La communication humanitaire fait l’objet depuis une vingtaine d’années de nombreuses études constatant l’appropriation, par la sphère des organisations de solidarité, des stratégies issues des entreprises marchandes. A ce titre, de plusieurs organisations relatives aux migrations et aux réfugiées tendent à mobiliser des narrations et discours de crise facilitant l’émotion, la pitié, et encourageant la collecte de fondsi.
SOS Méditerranée est une association de recherche et sauvetage en haute mer créée en 2015 et intervenant près des côtes libyennes sur la route migratoire de la Méditerranée centrale. Ses rapports d’activité annuels constituent un champ d’étude exemplaire de l’utilisation des imaginaires humanitaires à des fins de communication institutionnelle.
La consultation de ces documents fait apparaître que sur 63 photographies de migrants secourus – d’une dimension permettant de les discerner – plus de 90 % représentent majoritairement des personnes d’origine subsaharienne. Les exceptions se trouvent notamment dans les rapports de 2022 (pp. 8, 29 et 30), et de 2020 (pp. 14 et 22).
Le nombre de personnes représentées varie d’un rapport à l’autre mais, à l’exception de l’année 2020, les images privilégient toujours ostensiblement les personnes d’origine subsaharienne : de 70 à 99 %. C’est encore plus vrai dans les gros plans et les portraits accompagnés d’un récit. Sur les couvertures, seule l’année 2020 ne met pas exclusivement en image des ressortissants d’Afrique subsaharienne.

..........

● **Consigne**
Prolongez le texte ci-dessus sur les photos des rapports de SOS Méditerranée en reprenant juste après sa dernière phrase.

..........

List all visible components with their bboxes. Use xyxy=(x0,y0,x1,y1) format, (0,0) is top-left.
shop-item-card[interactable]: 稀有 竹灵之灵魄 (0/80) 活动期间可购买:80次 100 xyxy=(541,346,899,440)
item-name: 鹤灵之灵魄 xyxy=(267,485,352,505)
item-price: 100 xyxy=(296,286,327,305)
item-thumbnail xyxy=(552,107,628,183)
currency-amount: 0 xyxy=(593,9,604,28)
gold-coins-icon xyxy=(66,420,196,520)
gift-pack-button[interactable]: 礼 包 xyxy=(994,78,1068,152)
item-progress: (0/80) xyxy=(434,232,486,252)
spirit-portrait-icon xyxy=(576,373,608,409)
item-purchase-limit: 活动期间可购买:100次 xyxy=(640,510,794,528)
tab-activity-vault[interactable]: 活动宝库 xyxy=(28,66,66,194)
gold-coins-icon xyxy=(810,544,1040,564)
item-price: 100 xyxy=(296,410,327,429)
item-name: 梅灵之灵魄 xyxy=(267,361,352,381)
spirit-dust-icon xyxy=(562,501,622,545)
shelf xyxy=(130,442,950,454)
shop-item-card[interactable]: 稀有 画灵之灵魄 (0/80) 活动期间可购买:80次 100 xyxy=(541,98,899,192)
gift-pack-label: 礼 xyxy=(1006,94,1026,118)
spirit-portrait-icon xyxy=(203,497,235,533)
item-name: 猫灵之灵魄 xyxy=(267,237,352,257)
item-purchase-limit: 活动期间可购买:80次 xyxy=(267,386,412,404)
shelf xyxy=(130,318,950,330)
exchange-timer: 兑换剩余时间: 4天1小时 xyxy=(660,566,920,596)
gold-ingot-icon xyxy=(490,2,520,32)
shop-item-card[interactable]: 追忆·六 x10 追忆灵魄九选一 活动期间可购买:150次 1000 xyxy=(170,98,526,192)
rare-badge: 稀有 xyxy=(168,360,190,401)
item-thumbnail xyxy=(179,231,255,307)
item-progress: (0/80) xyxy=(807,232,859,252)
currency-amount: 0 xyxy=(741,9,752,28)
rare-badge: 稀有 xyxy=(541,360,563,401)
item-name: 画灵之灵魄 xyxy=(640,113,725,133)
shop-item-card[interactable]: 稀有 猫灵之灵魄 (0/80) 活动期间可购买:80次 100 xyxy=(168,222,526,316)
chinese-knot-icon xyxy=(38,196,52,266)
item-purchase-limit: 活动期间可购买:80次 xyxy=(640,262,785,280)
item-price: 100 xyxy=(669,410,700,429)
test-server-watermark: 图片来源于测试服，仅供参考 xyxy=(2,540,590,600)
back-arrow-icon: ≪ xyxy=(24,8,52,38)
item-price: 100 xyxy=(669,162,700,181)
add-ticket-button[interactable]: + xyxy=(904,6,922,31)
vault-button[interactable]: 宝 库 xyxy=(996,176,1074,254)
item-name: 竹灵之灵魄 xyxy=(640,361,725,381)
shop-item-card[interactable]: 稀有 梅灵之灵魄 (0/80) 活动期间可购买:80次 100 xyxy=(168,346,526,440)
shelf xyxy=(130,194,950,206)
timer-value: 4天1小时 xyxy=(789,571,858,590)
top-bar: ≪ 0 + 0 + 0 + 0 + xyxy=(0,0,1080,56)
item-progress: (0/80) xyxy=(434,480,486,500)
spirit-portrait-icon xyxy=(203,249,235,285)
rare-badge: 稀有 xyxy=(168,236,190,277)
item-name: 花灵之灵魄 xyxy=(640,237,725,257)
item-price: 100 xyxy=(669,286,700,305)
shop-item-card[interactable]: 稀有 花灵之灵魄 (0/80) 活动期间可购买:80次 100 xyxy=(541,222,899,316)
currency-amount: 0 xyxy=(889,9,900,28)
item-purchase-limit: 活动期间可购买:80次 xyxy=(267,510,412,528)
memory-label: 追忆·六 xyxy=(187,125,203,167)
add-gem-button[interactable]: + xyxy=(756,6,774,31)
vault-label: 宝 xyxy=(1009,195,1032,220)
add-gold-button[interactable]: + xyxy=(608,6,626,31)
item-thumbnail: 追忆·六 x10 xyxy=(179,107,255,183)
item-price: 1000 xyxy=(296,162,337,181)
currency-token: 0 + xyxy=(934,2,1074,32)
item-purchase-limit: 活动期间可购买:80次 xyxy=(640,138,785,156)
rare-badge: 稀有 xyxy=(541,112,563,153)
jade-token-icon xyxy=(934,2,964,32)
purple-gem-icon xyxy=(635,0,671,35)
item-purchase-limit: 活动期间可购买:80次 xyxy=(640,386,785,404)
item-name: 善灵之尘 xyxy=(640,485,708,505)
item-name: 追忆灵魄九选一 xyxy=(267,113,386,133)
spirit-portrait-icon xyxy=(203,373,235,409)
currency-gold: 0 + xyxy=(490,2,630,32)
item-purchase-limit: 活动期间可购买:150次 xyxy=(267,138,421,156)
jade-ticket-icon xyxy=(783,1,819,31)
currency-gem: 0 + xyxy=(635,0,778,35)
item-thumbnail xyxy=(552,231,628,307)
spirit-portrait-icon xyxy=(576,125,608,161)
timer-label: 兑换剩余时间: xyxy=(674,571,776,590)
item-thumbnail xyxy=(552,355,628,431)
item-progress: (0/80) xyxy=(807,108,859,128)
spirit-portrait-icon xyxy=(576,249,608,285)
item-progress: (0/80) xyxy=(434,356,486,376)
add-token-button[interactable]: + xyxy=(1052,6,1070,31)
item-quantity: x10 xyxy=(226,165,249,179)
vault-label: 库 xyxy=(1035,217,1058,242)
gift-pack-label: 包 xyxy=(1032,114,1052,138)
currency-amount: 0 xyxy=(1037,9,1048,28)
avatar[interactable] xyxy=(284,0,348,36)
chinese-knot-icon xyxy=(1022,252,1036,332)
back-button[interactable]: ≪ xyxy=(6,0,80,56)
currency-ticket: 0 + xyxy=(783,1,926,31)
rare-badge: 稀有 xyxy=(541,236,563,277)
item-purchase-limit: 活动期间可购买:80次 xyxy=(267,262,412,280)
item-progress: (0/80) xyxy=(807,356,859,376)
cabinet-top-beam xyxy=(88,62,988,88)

..........

● **Réponse attendue**
Or, les données portant sur les personnes ayant franchi la Méditerranée centrale, où opère SOS Méditerranée, font apparaître une répartition des nationalités nettement distincteiii. En effet, à compter de 2017 et de l’intervention de l’Union européenne auprès des autorités libyennes, les prix des traversées ont connu une augmentation significative, faisant presque disparaître les ressortissants subsahariens de la traversée, et ce jusqu’à la fin de l’année 2022. Bangladais, Tunisiens et Égyptiens constituent dès lors de très loin le premier contingent à l’arrivée des côtes italiennes sur cette période.

Il en découle un écart important, durant ces années, entre la communication adoptée et la réalité des situations rencontrées en mer par l’organisation et ses membres. Comment l’expliquer ? La représentation des personnes noires, et plus généralement la réutilisation de différents stéréotypes sur l’Afrique par ailleurs dénoncés, constituent un outil récurrent de la communication humanitaire, indépendamment du sujet abordéiv.
Mais en l’espèce, dans le contexte des migrations irrégulières, se jouent aussi d’autres enjeux. En effet, les opérations de sauvetage mises en œuvre par des organisations privées en Méditerranée sont contestées. L’action de ces dernières est accusée de participer, involontairement, à l’attrait de la migration irrégulière et à la réduction des coûts des passeurs opérant, notamment, depuis la Libyev.
Dans ce cadre, il importe pour SOS Méditerranée d’insister sur un récit, celui de migrations forcées rendues nécessaires pour fuir la Libye vers laquelle les populations subsahariennes les plus pauvres se sont rendues, par nécessité ou proximité. Les témoignages sensés rendre compte de la situation renforcent cette narration (Les passages en gras sont soulignés par moi) :
« La liberté n’existe pas en Libye, nous sommes tous enfermés. J’ai été forcé à travailler, battu, et je recevais à peine de quoi me nourrir. Je ne savais pas que nous serions si nombreux sur l’embarcation, mais je n’ai pas pu refuser de monter à bord car ils avaient des armes. Personne ne savait naviguer. Je suis parti parce que mes parents n’avaient pas d’argent. Je ne voulais pas aller en Europe, mais je n’avais pas d’autre choix. » (Rapport 2021, p. 2)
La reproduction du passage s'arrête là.